>> Start
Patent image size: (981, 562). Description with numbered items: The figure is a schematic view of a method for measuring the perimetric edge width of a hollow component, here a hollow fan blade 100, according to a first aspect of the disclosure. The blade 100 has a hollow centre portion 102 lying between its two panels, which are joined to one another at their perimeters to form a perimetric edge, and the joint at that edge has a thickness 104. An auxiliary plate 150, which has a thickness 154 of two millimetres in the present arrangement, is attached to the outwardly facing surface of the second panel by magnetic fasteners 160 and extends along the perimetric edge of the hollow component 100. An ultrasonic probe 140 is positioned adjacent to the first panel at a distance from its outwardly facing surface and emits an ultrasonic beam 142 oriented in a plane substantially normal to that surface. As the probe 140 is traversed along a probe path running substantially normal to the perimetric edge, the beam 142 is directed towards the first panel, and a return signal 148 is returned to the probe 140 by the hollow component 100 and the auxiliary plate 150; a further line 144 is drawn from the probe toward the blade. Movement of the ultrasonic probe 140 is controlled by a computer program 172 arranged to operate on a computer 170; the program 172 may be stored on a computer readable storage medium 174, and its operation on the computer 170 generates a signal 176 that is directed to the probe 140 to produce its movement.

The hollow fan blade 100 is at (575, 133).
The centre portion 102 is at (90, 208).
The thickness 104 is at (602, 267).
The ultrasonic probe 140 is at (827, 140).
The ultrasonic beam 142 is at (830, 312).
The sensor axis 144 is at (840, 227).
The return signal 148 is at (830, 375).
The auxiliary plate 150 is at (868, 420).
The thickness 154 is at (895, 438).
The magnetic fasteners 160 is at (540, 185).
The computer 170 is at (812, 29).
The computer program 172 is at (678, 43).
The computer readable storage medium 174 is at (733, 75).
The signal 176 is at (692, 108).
>> End
▶ _WHAT THE TASK REQUIRES_: Turn every line of the records above into a numbered list, leaving out the blank lines.

▶ _WRITTEN REPLY_:
1. Patent image size: (981, 562). Description with numbered items: The figure is a schematic view of a method for measuring the perimetric edge width of a hollow component, here a hollow fan blade 100, according to a first aspect of the disclosure. The blade 100 has a hollow centre portion 102 lying between its two panels, which are joined to one another at their perimeters to form a perimetric edge, and the joint at that edge has a thickness 104. An auxiliary plate 150, which has a thickness 154 of two millimetres in the present arrangement, is attached to the outwardly facing surface of the second panel by magnetic fasteners 160 and extends along the perimetric edge of the hollow component 100. An ultrasonic probe 140 is positioned adjacent to the first panel at a distance from its outwardly facing surface and emits an ultrasonic beam 142 oriented in a plane substantially normal to that surface. As the probe 140 is traversed along a probe path running substantially normal to the perimetric edge, the beam 142 is directed towards the first panel, and a return signal 148 is returned to the probe 140 by the hollow component 100 and the auxiliary plate 150; a further line 144 is drawn from the probe toward the blade. Movement of the ultrasonic probe 140 is controlled by a computer program 172 arranged to operate on a computer 170; the program 172 may be stored on a computer readable storage medium 174, and its operation on the computer 170 generates a signal 176 that is directed to the probe 140 to produce its movement.
2. The hollow fan blade 100 is at (575, 133).
3. The centre portion 102 is at (90, 208).
4. The thickness 104 is at (602, 267).
5. The ultrasonic probe 140 is at (827, 140).
6. The ultrasonic beam 142 is at (830, 312).
7. The sensor axis 144 is at (840, 227).
8. The return signal 148 is at (830, 375).
9. The auxiliary plate 150 is at (868, 420).
10. The thickness 154 is at (895, 438).
11. The magnetic fasteners 160 is at (540, 185).
12. The computer 170 is at (812, 29).
13. The computer program 172 is at (678, 43).
14. The computer readable storage medium 174 is at (733, 75).
15. The signal 176 is at (692, 108).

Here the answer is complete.